━━ Data excerpts ━━
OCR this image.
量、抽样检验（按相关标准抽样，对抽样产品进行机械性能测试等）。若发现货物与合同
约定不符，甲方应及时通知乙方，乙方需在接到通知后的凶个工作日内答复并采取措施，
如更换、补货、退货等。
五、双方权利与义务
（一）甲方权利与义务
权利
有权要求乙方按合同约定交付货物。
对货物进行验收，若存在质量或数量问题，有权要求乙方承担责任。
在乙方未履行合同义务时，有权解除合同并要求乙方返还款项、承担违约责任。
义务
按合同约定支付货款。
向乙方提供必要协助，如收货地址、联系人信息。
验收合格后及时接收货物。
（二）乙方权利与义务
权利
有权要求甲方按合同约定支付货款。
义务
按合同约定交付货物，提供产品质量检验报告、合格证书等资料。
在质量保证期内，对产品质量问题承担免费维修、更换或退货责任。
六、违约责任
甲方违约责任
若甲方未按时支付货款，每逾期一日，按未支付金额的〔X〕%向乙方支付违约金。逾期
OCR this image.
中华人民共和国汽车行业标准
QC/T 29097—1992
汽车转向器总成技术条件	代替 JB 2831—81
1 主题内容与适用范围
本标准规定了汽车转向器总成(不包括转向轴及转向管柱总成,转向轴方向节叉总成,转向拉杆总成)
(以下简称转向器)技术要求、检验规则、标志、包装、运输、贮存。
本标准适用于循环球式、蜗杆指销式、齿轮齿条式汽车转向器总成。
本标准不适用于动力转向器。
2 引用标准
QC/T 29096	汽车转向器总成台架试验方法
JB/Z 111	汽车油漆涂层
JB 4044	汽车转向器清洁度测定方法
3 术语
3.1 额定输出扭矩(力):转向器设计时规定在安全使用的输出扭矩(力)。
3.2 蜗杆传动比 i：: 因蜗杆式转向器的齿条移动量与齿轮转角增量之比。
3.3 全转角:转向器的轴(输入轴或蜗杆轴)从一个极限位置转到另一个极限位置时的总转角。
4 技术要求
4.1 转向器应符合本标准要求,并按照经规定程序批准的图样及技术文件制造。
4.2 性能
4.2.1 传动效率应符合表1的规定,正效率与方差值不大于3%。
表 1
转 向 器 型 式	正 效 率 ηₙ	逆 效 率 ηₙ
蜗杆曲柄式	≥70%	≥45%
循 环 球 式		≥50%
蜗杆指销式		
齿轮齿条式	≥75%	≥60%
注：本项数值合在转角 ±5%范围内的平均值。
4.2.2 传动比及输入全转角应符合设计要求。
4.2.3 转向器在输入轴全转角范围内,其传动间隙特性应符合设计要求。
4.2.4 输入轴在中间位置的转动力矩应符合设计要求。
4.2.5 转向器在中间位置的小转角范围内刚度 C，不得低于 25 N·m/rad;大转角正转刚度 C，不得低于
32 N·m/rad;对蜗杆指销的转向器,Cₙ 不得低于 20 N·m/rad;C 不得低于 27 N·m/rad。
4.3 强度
━━━
(Exercise requirements) Only the number is wanted: how many lines in the data include the word "蜗杆指销式"?

(Complete output) 2